== Data to process ==

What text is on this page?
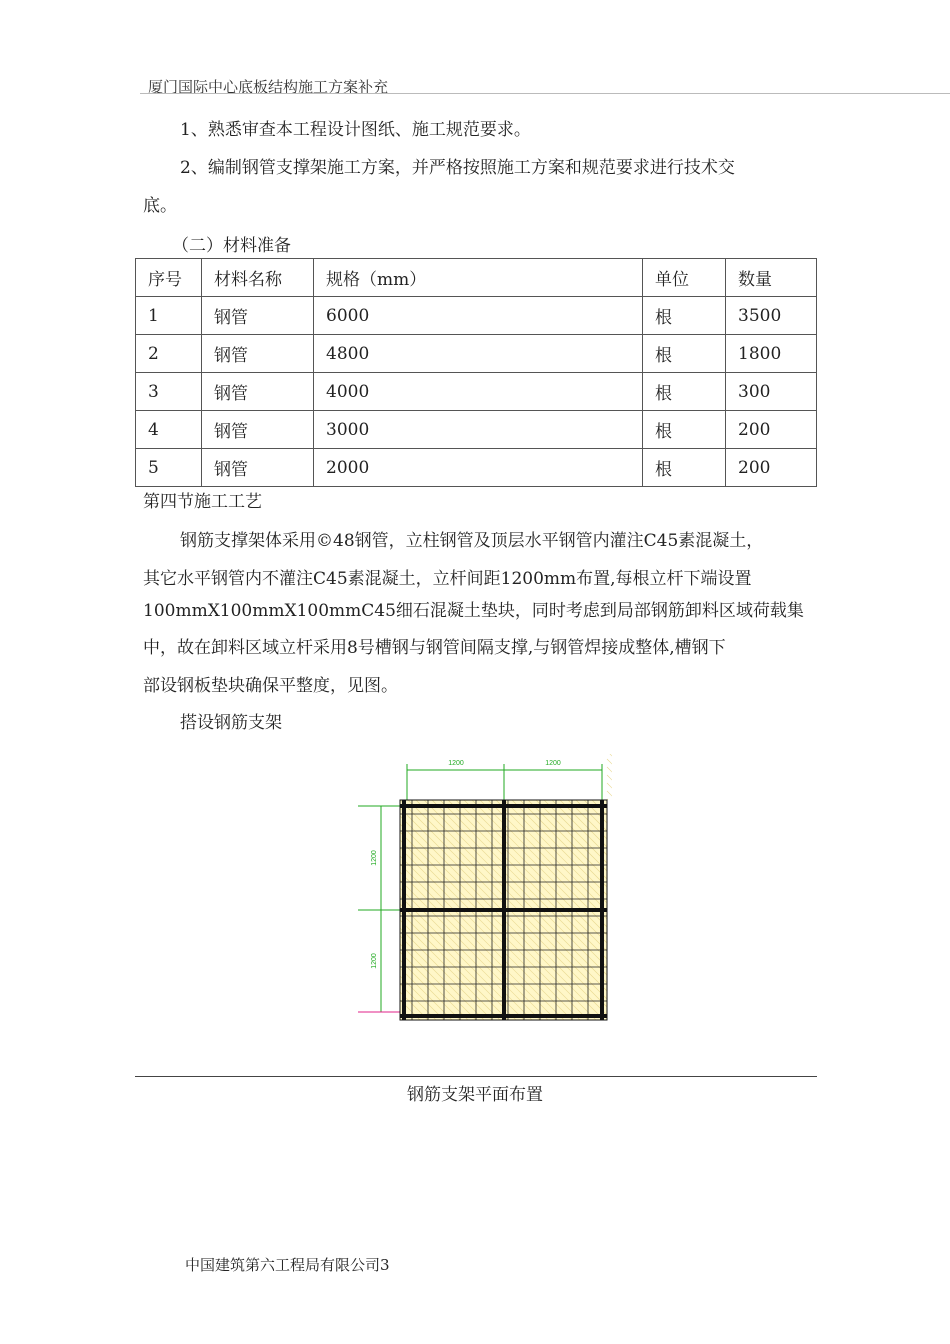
厦门国际中心底板结构施工方案补充
1、熟悉审查本工程设计图纸、施工规范要求。
2、编制钢管支撑架施工方案，并严格按照施工方案和规范要求进行技术交
底。
（二）材料准备
序号	材料名称	规格（mm）	单位	数量
1	钢管	6000	根	3500
2	钢管	4800	根	1800
3	钢管	4000	根	300
4	钢管	3000	根	200
5	钢管	2000	根	200
第四节施工工艺
钢筋支撑架体采用©48钢管，立柱钢管及顶层水平钢管内灌注C45素混凝土，
其它水平钢管内不灌注C45素混凝土，立杆间距1200mm布置,每根立杆下端设置
100mmX100mmX100mmC45细石混凝土垫块，同时考虑到局部钢筋卸料区域荷载集
中，故在卸料区域立杆采用8号槽钢与钢管间隔支撑,与钢管焊接成整体,槽钢下
部设钢板垫块确保平整度，见图。
搭设钢筋支架
1200	1200
1200
1200
钢筋支架平面布置
中国建筑第六工程局有限公司3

===

- **Exercise aim**
Transcribe every record above exactly as written, leaving out any pictures.

- **Full solution**
What text is on this page?
厦门国际中心底板结构施工方案补充
1、熟悉审查本工程设计图纸、施工规范要求。
2、编制钢管支撑架施工方案，并严格按照施工方案和规范要求进行技术交
底。
（二）材料准备
序号	材料名称	规格（mm）	单位	数量
1	钢管	6000	根	3500
2	钢管	4800	根	1800
3	钢管	4000	根	300
4	钢管	3000	根	200
5	钢管	2000	根	200
第四节施工工艺
钢筋支撑架体采用©48钢管，立柱钢管及顶层水平钢管内灌注C45素混凝土，
其它水平钢管内不灌注C45素混凝土，立杆间距1200mm布置,每根立杆下端设置
100mmX100mmX100mmC45细石混凝土垫块，同时考虑到局部钢筋卸料区域荷载集
中，故在卸料区域立杆采用8号槽钢与钢管间隔支撑,与钢管焊接成整体,槽钢下
部设钢板垫块确保平整度，见图。
搭设钢筋支架
1200	1200
1200
1200
钢筋支架平面布置
中国建筑第六工程局有限公司3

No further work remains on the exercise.